[start]

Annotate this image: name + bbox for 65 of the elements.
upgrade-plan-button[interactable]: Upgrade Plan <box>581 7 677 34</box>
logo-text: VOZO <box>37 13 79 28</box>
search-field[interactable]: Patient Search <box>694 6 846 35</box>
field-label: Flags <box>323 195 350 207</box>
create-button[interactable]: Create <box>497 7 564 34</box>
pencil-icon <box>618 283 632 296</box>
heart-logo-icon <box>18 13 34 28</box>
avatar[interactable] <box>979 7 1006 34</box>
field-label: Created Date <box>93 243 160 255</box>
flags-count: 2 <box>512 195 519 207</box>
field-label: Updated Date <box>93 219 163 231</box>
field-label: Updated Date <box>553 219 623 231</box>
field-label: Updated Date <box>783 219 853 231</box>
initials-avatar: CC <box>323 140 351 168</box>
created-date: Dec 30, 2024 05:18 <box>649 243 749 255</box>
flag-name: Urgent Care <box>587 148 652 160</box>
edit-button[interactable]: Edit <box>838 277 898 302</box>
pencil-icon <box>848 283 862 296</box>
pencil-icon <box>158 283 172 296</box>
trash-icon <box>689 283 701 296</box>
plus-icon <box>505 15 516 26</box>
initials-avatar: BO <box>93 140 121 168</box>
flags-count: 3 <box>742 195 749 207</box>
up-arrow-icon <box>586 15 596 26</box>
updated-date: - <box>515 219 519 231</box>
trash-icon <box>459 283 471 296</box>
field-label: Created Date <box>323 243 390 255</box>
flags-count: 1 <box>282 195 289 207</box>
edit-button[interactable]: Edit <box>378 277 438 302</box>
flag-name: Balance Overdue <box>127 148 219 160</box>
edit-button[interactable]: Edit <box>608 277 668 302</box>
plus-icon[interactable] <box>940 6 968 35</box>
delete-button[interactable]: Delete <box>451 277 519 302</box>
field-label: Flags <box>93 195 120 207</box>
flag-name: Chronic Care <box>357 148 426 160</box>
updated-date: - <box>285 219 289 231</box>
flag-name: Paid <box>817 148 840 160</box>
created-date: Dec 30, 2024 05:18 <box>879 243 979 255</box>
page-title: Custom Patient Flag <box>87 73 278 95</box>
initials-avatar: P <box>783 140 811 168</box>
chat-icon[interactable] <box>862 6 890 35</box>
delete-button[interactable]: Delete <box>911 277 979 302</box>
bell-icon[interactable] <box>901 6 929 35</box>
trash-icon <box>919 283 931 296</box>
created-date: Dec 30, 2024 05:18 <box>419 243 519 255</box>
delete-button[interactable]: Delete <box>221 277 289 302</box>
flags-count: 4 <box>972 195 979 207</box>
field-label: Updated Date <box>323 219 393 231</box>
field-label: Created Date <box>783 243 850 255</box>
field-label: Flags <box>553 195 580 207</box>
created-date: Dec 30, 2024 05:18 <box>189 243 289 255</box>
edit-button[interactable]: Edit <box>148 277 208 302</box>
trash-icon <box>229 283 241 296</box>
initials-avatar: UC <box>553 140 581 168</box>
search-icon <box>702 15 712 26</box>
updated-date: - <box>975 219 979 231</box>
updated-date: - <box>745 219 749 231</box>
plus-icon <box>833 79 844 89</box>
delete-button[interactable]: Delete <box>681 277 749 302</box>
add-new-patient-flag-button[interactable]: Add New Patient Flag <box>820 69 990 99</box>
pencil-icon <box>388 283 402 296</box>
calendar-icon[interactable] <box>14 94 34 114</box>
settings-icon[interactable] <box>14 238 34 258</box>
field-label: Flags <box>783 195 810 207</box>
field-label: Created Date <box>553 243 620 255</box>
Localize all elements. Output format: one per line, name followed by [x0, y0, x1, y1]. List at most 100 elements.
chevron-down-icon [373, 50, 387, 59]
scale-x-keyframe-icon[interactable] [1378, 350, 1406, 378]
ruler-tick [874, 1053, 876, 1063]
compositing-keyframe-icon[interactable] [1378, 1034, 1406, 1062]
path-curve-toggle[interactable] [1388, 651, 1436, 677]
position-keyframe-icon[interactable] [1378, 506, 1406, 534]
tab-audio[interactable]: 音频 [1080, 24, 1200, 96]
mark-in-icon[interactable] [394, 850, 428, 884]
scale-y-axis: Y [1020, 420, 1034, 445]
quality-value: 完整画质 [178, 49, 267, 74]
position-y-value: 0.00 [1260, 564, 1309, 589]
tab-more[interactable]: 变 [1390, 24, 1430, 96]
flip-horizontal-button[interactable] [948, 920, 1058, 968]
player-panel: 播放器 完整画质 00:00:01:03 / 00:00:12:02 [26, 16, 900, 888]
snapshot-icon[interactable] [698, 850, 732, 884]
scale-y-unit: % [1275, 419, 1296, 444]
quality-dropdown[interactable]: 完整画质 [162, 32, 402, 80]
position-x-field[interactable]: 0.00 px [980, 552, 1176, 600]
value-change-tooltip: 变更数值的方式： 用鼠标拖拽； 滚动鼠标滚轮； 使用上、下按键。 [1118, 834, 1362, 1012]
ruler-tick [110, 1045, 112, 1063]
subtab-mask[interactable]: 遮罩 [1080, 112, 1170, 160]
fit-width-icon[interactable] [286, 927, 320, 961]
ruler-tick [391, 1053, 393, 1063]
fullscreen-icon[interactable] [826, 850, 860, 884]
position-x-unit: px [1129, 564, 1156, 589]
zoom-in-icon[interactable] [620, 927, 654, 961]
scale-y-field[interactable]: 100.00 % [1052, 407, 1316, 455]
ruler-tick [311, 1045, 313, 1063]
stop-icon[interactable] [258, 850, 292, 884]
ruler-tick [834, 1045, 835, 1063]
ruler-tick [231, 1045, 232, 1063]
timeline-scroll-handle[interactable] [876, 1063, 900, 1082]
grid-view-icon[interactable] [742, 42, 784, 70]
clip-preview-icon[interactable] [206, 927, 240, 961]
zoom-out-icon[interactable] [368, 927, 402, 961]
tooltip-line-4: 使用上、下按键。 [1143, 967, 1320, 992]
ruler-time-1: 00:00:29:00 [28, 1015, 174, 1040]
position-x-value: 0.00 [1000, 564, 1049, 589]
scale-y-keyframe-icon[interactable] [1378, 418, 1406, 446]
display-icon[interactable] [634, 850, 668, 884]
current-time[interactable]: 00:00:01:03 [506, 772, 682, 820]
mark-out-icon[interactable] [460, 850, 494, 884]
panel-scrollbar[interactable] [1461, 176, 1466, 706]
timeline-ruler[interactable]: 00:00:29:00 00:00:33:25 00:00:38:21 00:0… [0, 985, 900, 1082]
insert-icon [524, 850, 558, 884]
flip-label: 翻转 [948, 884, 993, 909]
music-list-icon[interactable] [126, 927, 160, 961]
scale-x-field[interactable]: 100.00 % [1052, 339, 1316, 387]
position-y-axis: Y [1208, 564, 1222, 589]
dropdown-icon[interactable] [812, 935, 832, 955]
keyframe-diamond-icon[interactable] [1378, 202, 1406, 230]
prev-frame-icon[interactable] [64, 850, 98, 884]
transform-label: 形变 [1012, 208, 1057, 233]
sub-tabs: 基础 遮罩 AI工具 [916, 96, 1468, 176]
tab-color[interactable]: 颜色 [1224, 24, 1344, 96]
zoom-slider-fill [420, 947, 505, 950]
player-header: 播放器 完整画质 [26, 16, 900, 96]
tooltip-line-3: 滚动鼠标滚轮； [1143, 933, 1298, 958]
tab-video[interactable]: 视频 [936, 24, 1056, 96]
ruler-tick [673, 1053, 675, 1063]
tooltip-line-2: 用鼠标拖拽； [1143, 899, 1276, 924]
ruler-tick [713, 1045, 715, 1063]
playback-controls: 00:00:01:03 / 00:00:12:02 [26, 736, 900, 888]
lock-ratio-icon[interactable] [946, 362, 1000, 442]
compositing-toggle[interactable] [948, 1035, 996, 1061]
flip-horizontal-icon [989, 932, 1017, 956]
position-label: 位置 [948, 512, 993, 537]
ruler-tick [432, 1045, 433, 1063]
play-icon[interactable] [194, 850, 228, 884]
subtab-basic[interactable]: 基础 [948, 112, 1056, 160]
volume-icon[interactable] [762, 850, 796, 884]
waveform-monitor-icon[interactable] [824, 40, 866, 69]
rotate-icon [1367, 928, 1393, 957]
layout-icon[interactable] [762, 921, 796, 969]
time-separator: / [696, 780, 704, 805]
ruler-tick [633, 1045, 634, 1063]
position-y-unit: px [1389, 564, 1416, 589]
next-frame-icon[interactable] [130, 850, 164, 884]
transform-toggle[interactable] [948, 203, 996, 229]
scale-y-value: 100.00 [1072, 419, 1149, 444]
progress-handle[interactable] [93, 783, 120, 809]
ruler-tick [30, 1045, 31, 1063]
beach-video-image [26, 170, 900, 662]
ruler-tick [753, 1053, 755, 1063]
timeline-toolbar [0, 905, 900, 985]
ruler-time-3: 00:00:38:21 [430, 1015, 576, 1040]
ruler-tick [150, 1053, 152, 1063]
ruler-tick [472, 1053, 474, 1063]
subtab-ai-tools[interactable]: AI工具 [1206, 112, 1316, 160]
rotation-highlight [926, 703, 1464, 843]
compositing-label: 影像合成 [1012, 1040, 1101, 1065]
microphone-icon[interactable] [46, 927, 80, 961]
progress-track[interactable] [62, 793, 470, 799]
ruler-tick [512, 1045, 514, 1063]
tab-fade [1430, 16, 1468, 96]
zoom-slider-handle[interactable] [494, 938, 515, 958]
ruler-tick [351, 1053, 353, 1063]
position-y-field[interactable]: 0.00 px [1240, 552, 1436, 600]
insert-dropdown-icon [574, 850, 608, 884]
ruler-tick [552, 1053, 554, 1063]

[end]

Goal
List every line of the records that contains the string "完整画质". Case matters.

Problem solution
quality-value: 完整画质 [178, 49, 267, 74]
player-panel: 播放器 完整画质 00:00:01:03 / 00:00:12:02 [26, 16, 900, 888]
quality-dropdown[interactable]: 完整画质 [162, 32, 402, 80]
player-header: 播放器 完整画质 [26, 16, 900, 96]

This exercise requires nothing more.